• **Set problem**: Repeat every entry in the listing below, exactly.

• **Provided information**:
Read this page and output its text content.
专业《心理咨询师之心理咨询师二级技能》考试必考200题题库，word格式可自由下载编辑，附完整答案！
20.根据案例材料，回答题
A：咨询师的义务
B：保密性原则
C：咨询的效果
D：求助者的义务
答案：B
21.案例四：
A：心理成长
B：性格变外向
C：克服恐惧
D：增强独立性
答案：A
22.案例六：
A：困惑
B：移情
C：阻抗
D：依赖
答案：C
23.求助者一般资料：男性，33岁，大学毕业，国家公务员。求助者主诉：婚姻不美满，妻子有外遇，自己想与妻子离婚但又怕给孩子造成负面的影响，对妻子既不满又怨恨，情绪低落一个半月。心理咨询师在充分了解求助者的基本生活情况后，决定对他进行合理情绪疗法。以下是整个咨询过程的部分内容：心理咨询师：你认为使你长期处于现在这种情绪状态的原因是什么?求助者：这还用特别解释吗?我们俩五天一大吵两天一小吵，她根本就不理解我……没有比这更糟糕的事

• **Problem solution**:
Read this page and output its text content.
专业《心理咨询师之心理咨询师二级技能》考试必考200题题库，word格式可自由下载编辑，附完整答案！
20.根据案例材料，回答题
A：咨询师的义务
B：保密性原则
C：咨询的效果
D：求助者的义务
答案：B
21.案例四：
A：心理成长
B：性格变外向
C：克服恐惧
D：增强独立性
答案：A
22.案例六：
A：困惑
B：移情
C：阻抗
D：依赖
答案：C
23.求助者一般资料：男性，33岁，大学毕业，国家公务员。求助者主诉：婚姻不美满，妻子有外遇，自己想与妻子离婚但又怕给孩子造成负面的影响，对妻子既不满又怨恨，情绪低落一个半月。心理咨询师在充分了解求助者的基本生活情况后，决定对他进行合理情绪疗法。以下是整个咨询过程的部分内容：心理咨询师：你认为使你长期处于现在这种情绪状态的原因是什么?求助者：这还用特别解释吗?我们俩五天一大吵两天一小吵，她根本就不理解我……没有比这更糟糕的事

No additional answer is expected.